| Set problem |
Check every line below for the word "公表項目" and show those that hold it.

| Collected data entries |
- - - -

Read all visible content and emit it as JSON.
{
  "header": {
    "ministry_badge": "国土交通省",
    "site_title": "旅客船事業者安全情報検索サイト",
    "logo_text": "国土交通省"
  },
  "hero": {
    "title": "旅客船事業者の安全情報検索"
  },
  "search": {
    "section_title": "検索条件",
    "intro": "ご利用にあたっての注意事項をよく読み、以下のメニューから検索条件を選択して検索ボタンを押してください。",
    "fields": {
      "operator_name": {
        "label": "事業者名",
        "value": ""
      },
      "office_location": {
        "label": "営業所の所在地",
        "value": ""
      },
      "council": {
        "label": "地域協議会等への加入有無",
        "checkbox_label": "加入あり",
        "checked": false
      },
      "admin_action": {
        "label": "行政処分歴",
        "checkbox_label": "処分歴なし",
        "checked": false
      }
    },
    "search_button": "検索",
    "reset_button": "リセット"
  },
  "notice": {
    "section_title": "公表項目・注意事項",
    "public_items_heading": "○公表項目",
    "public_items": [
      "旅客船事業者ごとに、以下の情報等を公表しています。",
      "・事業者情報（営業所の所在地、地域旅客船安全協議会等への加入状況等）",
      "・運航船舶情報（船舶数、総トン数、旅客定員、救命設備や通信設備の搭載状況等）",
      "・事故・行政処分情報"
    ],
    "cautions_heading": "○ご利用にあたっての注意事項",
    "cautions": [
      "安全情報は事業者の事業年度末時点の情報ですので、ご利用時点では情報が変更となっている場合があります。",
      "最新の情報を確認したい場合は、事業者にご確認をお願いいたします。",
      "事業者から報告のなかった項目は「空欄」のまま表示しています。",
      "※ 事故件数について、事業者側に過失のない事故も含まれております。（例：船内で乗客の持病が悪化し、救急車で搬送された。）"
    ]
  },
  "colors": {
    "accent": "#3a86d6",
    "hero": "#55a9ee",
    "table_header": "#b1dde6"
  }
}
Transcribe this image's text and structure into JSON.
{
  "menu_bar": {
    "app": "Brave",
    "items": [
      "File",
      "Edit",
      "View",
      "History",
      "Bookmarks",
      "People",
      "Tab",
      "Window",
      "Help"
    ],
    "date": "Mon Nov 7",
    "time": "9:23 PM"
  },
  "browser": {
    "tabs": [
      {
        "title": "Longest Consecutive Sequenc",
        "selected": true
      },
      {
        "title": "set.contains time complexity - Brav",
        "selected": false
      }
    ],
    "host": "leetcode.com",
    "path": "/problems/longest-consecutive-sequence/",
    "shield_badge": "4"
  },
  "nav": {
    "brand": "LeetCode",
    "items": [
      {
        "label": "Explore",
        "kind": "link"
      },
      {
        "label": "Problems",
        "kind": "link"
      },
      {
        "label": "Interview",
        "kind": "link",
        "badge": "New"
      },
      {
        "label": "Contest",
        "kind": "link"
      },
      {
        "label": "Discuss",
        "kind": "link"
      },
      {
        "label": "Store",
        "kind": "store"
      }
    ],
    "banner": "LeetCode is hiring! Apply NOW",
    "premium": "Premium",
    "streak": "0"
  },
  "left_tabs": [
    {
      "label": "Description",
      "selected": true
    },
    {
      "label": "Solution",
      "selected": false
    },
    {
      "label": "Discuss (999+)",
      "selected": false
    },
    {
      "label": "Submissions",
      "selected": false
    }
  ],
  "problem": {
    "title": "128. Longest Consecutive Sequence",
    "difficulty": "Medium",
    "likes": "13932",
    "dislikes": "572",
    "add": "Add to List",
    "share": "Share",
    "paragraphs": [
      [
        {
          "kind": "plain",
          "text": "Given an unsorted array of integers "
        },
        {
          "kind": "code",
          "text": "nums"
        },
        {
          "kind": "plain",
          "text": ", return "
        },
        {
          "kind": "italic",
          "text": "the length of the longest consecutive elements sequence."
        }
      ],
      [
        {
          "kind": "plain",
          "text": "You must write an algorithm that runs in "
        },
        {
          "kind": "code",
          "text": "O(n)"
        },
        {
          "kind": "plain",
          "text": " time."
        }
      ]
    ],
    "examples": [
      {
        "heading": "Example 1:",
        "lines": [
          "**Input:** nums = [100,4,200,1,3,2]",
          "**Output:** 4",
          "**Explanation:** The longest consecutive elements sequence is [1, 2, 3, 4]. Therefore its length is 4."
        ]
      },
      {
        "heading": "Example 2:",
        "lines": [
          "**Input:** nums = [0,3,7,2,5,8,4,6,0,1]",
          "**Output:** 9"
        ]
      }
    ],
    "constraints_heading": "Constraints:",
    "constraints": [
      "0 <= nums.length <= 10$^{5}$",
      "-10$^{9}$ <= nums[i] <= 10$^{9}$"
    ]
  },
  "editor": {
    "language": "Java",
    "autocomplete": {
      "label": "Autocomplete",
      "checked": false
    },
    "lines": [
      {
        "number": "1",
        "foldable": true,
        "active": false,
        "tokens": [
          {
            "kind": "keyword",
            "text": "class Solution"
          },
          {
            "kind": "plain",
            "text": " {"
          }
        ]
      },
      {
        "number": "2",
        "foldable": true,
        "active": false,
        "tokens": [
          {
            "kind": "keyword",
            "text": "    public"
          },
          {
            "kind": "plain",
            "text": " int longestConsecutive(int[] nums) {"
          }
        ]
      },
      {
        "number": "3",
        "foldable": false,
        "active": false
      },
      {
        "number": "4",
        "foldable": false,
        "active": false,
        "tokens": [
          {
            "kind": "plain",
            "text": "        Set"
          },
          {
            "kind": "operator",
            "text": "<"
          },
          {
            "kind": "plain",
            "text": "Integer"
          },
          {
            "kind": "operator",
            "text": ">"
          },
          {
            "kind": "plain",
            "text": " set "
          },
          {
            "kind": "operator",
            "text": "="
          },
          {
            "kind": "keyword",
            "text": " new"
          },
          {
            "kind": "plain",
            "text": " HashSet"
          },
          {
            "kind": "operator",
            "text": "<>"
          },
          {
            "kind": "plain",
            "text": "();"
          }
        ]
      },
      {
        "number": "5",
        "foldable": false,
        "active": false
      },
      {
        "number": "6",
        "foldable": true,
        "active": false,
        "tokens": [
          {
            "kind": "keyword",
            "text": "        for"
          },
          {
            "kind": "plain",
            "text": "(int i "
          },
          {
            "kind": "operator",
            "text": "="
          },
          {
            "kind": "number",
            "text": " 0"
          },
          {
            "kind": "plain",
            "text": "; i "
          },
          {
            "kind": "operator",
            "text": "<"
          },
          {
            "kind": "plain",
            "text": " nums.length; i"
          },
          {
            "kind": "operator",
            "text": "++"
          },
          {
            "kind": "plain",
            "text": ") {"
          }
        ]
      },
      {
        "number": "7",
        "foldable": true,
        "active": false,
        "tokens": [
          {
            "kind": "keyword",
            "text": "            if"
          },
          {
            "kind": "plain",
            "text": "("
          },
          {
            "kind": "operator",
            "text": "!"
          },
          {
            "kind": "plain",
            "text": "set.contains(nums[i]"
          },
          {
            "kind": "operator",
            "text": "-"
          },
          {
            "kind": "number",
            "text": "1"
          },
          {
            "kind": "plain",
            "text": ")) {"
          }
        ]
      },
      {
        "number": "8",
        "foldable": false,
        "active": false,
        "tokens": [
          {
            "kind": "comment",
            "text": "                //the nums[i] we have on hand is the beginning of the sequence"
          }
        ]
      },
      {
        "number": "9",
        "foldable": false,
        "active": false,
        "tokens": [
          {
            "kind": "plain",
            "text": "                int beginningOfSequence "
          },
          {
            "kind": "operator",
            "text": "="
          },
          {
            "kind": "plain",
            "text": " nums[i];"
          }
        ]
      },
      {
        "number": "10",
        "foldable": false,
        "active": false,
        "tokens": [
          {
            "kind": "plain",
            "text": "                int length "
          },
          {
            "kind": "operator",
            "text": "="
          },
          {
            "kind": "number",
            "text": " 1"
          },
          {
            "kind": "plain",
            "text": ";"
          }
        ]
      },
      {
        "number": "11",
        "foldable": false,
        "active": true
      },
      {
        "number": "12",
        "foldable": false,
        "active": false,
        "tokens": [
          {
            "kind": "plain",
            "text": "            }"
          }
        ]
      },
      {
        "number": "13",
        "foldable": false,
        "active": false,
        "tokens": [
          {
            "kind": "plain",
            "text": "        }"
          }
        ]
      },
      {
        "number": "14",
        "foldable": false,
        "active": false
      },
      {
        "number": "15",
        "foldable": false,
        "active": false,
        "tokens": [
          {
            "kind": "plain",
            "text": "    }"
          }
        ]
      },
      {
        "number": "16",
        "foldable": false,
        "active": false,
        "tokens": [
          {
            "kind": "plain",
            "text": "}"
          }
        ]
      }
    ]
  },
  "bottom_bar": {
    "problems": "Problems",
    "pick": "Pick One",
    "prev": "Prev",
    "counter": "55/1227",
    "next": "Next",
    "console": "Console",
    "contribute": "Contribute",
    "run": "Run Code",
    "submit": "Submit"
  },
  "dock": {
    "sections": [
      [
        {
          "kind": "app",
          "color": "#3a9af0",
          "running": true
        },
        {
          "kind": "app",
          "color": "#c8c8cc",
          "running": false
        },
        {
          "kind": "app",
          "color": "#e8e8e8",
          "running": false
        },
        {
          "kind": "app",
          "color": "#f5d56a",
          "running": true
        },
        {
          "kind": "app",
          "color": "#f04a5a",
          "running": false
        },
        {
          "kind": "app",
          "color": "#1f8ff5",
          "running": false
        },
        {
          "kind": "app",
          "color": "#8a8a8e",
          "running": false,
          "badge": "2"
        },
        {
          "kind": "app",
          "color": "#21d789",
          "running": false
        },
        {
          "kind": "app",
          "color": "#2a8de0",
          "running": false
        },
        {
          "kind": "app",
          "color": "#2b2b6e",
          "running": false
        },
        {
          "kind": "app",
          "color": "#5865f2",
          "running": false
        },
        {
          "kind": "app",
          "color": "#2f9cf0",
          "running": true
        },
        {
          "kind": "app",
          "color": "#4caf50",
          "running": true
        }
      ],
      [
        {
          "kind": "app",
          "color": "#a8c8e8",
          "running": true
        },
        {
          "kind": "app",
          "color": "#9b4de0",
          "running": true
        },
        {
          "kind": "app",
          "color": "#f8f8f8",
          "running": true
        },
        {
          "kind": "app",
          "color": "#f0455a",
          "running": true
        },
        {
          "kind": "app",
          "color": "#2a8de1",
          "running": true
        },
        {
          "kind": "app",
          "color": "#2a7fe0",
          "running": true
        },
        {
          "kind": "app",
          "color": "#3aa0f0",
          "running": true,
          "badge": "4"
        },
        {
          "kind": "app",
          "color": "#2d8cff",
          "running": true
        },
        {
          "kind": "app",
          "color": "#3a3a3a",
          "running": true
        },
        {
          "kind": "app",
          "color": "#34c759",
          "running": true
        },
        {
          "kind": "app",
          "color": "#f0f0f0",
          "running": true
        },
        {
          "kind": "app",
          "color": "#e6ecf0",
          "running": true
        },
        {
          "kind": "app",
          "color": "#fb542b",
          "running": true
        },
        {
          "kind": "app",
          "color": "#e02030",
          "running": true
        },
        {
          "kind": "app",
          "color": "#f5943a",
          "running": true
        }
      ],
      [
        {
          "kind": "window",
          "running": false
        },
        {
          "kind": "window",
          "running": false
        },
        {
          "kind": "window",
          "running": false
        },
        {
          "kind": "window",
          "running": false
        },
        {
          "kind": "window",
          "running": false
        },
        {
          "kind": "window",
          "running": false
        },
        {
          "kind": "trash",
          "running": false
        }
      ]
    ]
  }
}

- - - -

| Task answer |
    "section_title": "公表項目・注意事項",
    "public_items_heading": "○公表項目",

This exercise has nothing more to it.